> Stated goal
The records should be repeated word for word, pictures excluded.

> Task material
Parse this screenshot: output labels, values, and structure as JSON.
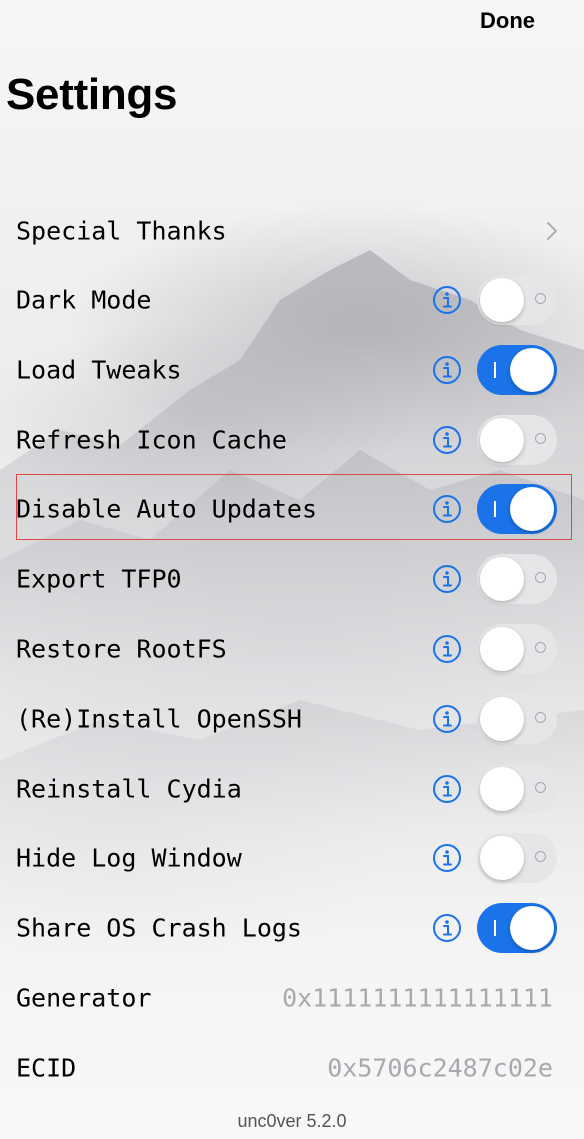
{
  "nav": {
    "done_label": "Done"
  },
  "title": "Settings",
  "link_row": {
    "label": "Special Thanks",
    "icon": "chevron-right-icon"
  },
  "toggles": [
    {
      "label": "Dark Mode",
      "on": false
    },
    {
      "label": "Load Tweaks",
      "on": true
    },
    {
      "label": "Refresh Icon Cache",
      "on": false
    },
    {
      "label": "Disable Auto Updates",
      "on": true,
      "highlighted": true
    },
    {
      "label": "Export TFP0",
      "on": false
    },
    {
      "label": "Restore RootFS",
      "on": false
    },
    {
      "label": "(Re)Install OpenSSH",
      "on": false
    },
    {
      "label": "Reinstall Cydia",
      "on": false
    },
    {
      "label": "Hide Log Window",
      "on": false
    },
    {
      "label": "Share OS Crash Logs",
      "on": true
    }
  ],
  "values": [
    {
      "label": "Generator",
      "value": "0x1111111111111111"
    },
    {
      "label": "ECID",
      "value": "0x5706c2487c02e"
    }
  ],
  "footer": {
    "version": "unc0ver 5.2.0"
  },
  "colors": {
    "accent": "#1a73e8",
    "toggle_off": "#e6e6e8",
    "highlight": "#e04848"
  }
}
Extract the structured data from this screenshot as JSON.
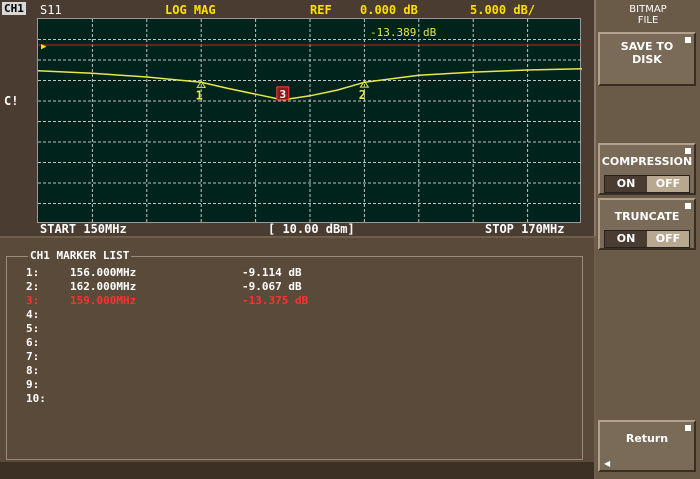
{
  "header": {
    "channel": "CH1",
    "parameter": "S11",
    "format": "LOG MAG",
    "ref_label": "REF",
    "ref_value": "0.000 dB",
    "scale": "5.000 dB/",
    "marker_readout": "-13.389 dB"
  },
  "footer": {
    "start": "START 150MHz",
    "power": "[ 10.00 dBm]",
    "stop": "STOP 170MHz"
  },
  "side_label": "C!",
  "chart_data": {
    "type": "line",
    "x": [
      150,
      152,
      154,
      156,
      157,
      158,
      159,
      160,
      161,
      162,
      164,
      166,
      168,
      170
    ],
    "y": [
      -6.3,
      -6.9,
      -7.8,
      -9.1,
      -10.6,
      -12.0,
      -13.4,
      -12.4,
      -11.0,
      -9.1,
      -7.4,
      -6.6,
      -6.1,
      -5.8
    ],
    "xlim": [
      150,
      170
    ],
    "ylim": [
      -50,
      0
    ],
    "reference_level": 0,
    "markers": [
      {
        "label": "1",
        "x": 156,
        "y": -9.114
      },
      {
        "label": "2",
        "x": 162,
        "y": -9.067
      },
      {
        "label": "3",
        "x": 159,
        "y": -13.375
      }
    ]
  },
  "marker_list": {
    "title": "CH1 MARKER LIST",
    "rows": [
      {
        "index": "1:",
        "freq": "156.000MHz",
        "value": "-9.114 dB",
        "active": false
      },
      {
        "index": "2:",
        "freq": "162.000MHz",
        "value": "-9.067 dB",
        "active": false
      },
      {
        "index": "3:",
        "freq": "159.000MHz",
        "value": "-13.375 dB",
        "active": true
      },
      {
        "index": "4:",
        "freq": "",
        "value": "",
        "active": false
      },
      {
        "index": "5:",
        "freq": "",
        "value": "",
        "active": false
      },
      {
        "index": "6:",
        "freq": "",
        "value": "",
        "active": false
      },
      {
        "index": "7:",
        "freq": "",
        "value": "",
        "active": false
      },
      {
        "index": "8:",
        "freq": "",
        "value": "",
        "active": false
      },
      {
        "index": "9:",
        "freq": "",
        "value": "",
        "active": false
      },
      {
        "index": "10:",
        "freq": "",
        "value": "",
        "active": false
      }
    ]
  },
  "softkeys": {
    "menu_title_1": "BITMAP",
    "menu_title_2": "FILE",
    "save_line1": "SAVE TO",
    "save_line2": "DISK",
    "compression_label": "COMPRESSION",
    "truncate_label": "TRUNCATE",
    "on": "ON",
    "off": "OFF",
    "return_label": "Return"
  },
  "colors": {
    "trace": "#e8e84a",
    "reference_line": "#d02020",
    "active_marker": "#ff3030",
    "graticule": "#ffffff"
  }
}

> Solution for this exercise
Parse this screenshot: output labels, values, and structure as JSON.
{
  "nav": {
    "done_label": "Done"
  },
  "title": "Settings",
  "link_row": {
    "label": "Special Thanks",
    "icon": "chevron-right-icon"
  },
  "toggles": [
    {
      "label": "Dark Mode",
      "on": false
    },
    {
      "label": "Load Tweaks",
      "on": true
    },
    {
      "label": "Refresh Icon Cache",
      "on": false
    },
    {
      "label": "Disable Auto Updates",
      "on": true,
      "highlighted": true
    },
    {
      "label": "Export TFP0",
      "on": false
    },
    {
      "label": "Restore RootFS",
      "on": false
    },
    {
      "label": "(Re)Install OpenSSH",
      "on": false
    },
    {
      "label": "Reinstall Cydia",
      "on": false
    },
    {
      "label": "Hide Log Window",
      "on": false
    },
    {
      "label": "Share OS Crash Logs",
      "on": true
    }
  ],
  "values": [
    {
      "label": "Generator",
      "value": "0x1111111111111111"
    },
    {
      "label": "ECID",
      "value": "0x5706c2487c02e"
    }
  ],
  "footer": {
    "version": "unc0ver 5.2.0"
  },
  "colors": {
    "accent": "#1a73e8",
    "toggle_off": "#e6e6e8",
    "highlight": "#e04848"
  }
}
Extract the structured data from this screenshot as JSON.
{
  "header": {
    "channel": "CH1",
    "parameter": "S11",
    "format": "LOG MAG",
    "ref_label": "REF",
    "ref_value": "0.000 dB",
    "scale": "5.000 dB/",
    "marker_readout": "-13.389 dB"
  },
  "footer": {
    "start": "START 150MHz",
    "power": "[ 10.00 dBm]",
    "stop": "STOP 170MHz"
  },
  "side_label": "C!",
  "chart_data": {
    "type": "line",
    "x": [
      150,
      152,
      154,
      156,
      157,
      158,
      159,
      160,
      161,
      162,
      164,
      166,
      168,
      170
    ],
    "y": [
      -6.3,
      -6.9,
      -7.8,
      -9.1,
      -10.6,
      -12.0,
      -13.4,
      -12.4,
      -11.0,
      -9.1,
      -7.4,
      -6.6,
      -6.1,
      -5.8
    ],
    "xlim": [
      150,
      170
    ],
    "ylim": [
      -50,
      0
    ],
    "reference_level": 0,
    "markers": [
      {
        "label": "1",
        "x": 156,
        "y": -9.114
      },
      {
        "label": "2",
        "x": 162,
        "y": -9.067
      },
      {
        "label": "3",
        "x": 159,
        "y": -13.375
      }
    ]
  },
  "marker_list": {
    "title": "CH1 MARKER LIST",
    "rows": [
      {
        "index": "1:",
        "freq": "156.000MHz",
        "value": "-9.114 dB",
        "active": false
      },
      {
        "index": "2:",
        "freq": "162.000MHz",
        "value": "-9.067 dB",
        "active": false
      },
      {
        "index": "3:",
        "freq": "159.000MHz",
        "value": "-13.375 dB",
        "active": true
      },
      {
        "index": "4:",
        "freq": "",
        "value": "",
        "active": false
      },
      {
        "index": "5:",
        "freq": "",
        "value": "",
        "active": false
      },
      {
        "index": "6:",
        "freq": "",
        "value": "",
        "active": false
      },
      {
        "index": "7:",
        "freq": "",
        "value": "",
        "active": false
      },
      {
        "index": "8:",
        "freq": "",
        "value": "",
        "active": false
      },
      {
        "index": "9:",
        "freq": "",
        "value": "",
        "active": false
      },
      {
        "index": "10:",
        "freq": "",
        "value": "",
        "active": false
      }
    ]
  },
  "softkeys": {
    "menu_title_1": "BITMAP",
    "menu_title_2": "FILE",
    "save_line1": "SAVE TO",
    "save_line2": "DISK",
    "compression_label": "COMPRESSION",
    "truncate_label": "TRUNCATE",
    "on": "ON",
    "off": "OFF",
    "return_label": "Return"
  },
  "colors": {
    "trace": "#e8e84a",
    "reference_line": "#d02020",
    "active_marker": "#ff3030",
    "graticule": "#ffffff"
  }
}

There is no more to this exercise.